— start of MATERIAL FOR THE TASK —
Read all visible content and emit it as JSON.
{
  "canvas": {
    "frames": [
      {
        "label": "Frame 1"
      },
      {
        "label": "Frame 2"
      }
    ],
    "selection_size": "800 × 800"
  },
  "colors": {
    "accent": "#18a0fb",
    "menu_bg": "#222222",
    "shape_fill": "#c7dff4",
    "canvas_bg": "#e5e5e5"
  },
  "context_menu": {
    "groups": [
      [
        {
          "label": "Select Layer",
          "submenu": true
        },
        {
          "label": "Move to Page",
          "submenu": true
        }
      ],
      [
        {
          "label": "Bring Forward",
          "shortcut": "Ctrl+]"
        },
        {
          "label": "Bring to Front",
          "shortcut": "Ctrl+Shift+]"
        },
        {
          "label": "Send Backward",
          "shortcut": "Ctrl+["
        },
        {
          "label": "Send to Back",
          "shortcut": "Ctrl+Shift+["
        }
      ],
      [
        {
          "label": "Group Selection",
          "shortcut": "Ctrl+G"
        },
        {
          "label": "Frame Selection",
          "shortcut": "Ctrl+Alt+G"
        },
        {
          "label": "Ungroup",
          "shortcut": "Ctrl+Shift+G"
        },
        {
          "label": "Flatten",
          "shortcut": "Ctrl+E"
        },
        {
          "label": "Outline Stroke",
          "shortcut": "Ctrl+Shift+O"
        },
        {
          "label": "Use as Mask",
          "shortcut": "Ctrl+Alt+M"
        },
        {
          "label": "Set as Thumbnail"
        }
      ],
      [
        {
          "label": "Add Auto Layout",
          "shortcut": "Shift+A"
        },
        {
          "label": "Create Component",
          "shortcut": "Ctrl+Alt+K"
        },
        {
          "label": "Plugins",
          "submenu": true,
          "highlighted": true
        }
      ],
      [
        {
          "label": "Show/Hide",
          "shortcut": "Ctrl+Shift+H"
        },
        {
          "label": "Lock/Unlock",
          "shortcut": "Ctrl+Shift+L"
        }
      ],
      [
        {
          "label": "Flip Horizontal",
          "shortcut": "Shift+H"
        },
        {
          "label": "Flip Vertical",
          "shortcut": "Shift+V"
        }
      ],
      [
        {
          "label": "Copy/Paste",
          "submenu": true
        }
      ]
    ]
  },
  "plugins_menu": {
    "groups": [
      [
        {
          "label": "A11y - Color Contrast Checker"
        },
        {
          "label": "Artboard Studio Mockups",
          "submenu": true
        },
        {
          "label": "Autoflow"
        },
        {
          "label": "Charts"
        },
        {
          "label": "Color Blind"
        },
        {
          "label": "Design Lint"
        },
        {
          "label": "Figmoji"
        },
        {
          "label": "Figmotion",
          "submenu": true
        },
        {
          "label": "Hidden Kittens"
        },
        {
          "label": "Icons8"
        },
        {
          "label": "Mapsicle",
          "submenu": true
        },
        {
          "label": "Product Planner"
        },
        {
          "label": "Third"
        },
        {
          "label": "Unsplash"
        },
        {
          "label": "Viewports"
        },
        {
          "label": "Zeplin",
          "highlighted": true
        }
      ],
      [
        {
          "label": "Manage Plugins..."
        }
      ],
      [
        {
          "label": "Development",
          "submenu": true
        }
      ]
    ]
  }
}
— end of MATERIAL FOR THE TASK —
- EXERCISE TASK:
Repeat each of the entries above precisely as given.

- RESPONSE FOR THIS EXERCISE:
Read all visible content and emit it as JSON.
{
  "canvas": {
    "frames": [
      {
        "label": "Frame 1"
      },
      {
        "label": "Frame 2"
      }
    ],
    "selection_size": "800 × 800"
  },
  "colors": {
    "accent": "#18a0fb",
    "menu_bg": "#222222",
    "shape_fill": "#c7dff4",
    "canvas_bg": "#e5e5e5"
  },
  "context_menu": {
    "groups": [
      [
        {
          "label": "Select Layer",
          "submenu": true
        },
        {
          "label": "Move to Page",
          "submenu": true
        }
      ],
      [
        {
          "label": "Bring Forward",
          "shortcut": "Ctrl+]"
        },
        {
          "label": "Bring to Front",
          "shortcut": "Ctrl+Shift+]"
        },
        {
          "label": "Send Backward",
          "shortcut": "Ctrl+["
        },
        {
          "label": "Send to Back",
          "shortcut": "Ctrl+Shift+["
        }
      ],
      [
        {
          "label": "Group Selection",
          "shortcut": "Ctrl+G"
        },
        {
          "label": "Frame Selection",
          "shortcut": "Ctrl+Alt+G"
        },
        {
          "label": "Ungroup",
          "shortcut": "Ctrl+Shift+G"
        },
        {
          "label": "Flatten",
          "shortcut": "Ctrl+E"
        },
        {
          "label": "Outline Stroke",
          "shortcut": "Ctrl+Shift+O"
        },
        {
          "label": "Use as Mask",
          "shortcut": "Ctrl+Alt+M"
        },
        {
          "label": "Set as Thumbnail"
        }
      ],
      [
        {
          "label": "Add Auto Layout",
          "shortcut": "Shift+A"
        },
        {
          "label": "Create Component",
          "shortcut": "Ctrl+Alt+K"
        },
        {
          "label": "Plugins",
          "submenu": true,
          "highlighted": true
        }
      ],
      [
        {
          "label": "Show/Hide",
          "shortcut": "Ctrl+Shift+H"
        },
        {
          "label": "Lock/Unlock",
          "shortcut": "Ctrl+Shift+L"
        }
      ],
      [
        {
          "label": "Flip Horizontal",
          "shortcut": "Shift+H"
        },
        {
          "label": "Flip Vertical",
          "shortcut": "Shift+V"
        }
      ],
      [
        {
          "label": "Copy/Paste",
          "submenu": true
        }
      ]
    ]
  },
  "plugins_menu": {
    "groups": [
      [
        {
          "label": "A11y - Color Contrast Checker"
        },
        {
          "label": "Artboard Studio Mockups",
          "submenu": true
        },
        {
          "label": "Autoflow"
        },
        {
          "label": "Charts"
        },
        {
          "label": "Color Blind"
        },
        {
          "label": "Design Lint"
        },
        {
          "label": "Figmoji"
        },
        {
          "label": "Figmotion",
          "submenu": true
        },
        {
          "label": "Hidden Kittens"
        },
        {
          "label": "Icons8"
        },
        {
          "label": "Mapsicle",
          "submenu": true
        },
        {
          "label": "Product Planner"
        },
        {
          "label": "Third"
        },
        {
          "label": "Unsplash"
        },
        {
          "label": "Viewports"
        },
        {
          "label": "Zeplin",
          "highlighted": true
        }
      ],
      [
        {
          "label": "Manage Plugins..."
        }
      ],
      [
        {
          "label": "Development",
          "submenu": true
        }
      ]
    ]
  }
}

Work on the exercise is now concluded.